▶ [TASK PROMPT]: Whenever a line below holds the word "Ziellaufwerk", copy that line.
══ EXERCISE MATERIAL
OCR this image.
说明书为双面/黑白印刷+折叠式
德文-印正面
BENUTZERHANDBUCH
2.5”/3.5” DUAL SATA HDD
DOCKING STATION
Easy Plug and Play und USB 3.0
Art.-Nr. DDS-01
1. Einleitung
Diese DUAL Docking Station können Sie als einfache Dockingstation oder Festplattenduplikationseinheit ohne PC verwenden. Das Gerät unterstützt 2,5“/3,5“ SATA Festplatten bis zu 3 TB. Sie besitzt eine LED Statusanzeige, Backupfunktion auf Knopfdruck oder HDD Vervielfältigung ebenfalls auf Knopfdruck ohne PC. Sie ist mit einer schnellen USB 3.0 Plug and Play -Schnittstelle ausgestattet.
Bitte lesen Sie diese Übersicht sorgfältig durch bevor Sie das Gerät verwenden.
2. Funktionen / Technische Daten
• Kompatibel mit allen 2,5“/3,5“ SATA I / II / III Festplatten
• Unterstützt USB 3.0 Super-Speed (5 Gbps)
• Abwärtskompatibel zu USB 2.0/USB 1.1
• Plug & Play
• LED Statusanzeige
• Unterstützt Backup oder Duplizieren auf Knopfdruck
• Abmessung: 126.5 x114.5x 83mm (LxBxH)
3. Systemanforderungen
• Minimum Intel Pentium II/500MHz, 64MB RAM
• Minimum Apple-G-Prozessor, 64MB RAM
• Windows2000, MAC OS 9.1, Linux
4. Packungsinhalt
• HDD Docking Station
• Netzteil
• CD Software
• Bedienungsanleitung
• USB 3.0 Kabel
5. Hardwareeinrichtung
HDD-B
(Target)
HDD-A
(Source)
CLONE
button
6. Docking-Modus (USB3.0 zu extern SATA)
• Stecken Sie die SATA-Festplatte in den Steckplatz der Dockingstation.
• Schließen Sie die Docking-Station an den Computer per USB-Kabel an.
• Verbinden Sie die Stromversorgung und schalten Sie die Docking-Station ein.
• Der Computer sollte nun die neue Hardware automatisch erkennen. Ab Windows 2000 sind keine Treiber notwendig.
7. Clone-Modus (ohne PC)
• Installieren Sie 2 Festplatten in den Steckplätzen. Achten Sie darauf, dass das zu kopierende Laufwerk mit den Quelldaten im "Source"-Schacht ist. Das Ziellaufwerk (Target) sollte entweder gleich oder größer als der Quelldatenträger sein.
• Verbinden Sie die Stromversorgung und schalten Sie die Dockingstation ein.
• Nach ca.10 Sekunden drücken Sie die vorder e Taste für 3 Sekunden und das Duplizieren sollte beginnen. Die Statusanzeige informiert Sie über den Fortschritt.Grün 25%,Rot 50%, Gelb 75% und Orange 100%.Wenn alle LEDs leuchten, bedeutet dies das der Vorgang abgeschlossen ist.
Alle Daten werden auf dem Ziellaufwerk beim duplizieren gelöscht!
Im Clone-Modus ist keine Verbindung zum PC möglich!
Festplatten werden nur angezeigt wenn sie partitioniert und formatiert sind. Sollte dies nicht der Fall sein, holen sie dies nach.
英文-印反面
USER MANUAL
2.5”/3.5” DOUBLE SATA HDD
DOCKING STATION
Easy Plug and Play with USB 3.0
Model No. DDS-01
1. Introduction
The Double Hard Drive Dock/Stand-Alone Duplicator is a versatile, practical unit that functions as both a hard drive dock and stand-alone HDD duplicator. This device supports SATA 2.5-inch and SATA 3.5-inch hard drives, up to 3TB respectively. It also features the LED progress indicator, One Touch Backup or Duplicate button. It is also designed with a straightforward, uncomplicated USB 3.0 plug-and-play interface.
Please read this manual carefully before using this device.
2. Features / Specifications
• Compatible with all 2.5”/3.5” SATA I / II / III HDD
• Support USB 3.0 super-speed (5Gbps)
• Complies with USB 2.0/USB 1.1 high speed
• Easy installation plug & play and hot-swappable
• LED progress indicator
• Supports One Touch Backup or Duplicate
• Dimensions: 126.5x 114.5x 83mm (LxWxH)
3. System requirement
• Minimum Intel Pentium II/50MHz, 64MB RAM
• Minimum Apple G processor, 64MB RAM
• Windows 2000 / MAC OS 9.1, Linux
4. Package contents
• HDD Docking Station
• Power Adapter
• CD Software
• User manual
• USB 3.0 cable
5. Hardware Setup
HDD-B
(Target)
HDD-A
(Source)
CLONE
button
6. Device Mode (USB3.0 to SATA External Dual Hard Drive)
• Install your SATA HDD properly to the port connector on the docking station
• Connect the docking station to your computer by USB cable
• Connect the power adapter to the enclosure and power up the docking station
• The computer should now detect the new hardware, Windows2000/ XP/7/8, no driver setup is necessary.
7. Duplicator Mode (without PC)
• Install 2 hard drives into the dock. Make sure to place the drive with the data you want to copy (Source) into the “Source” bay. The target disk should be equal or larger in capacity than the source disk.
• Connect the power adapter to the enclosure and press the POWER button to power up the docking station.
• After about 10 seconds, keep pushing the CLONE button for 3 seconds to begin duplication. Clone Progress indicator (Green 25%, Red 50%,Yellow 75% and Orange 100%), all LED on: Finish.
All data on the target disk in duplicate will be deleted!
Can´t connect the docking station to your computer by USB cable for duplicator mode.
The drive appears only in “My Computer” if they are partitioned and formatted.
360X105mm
════
▶ [ANSWER TO THIS PROBLEM]:
• Installieren Sie 2 Festplatten in den Steckplätzen. Achten Sie darauf, dass das zu kopierende Laufwerk mit den Quelldaten im "Source"-Schacht ist. Das Ziellaufwerk (Target) sollte entweder gleich oder größer als der Quelldatenträger sein.
Alle Daten werden auf dem Ziellaufwerk beim duplizieren gelöscht!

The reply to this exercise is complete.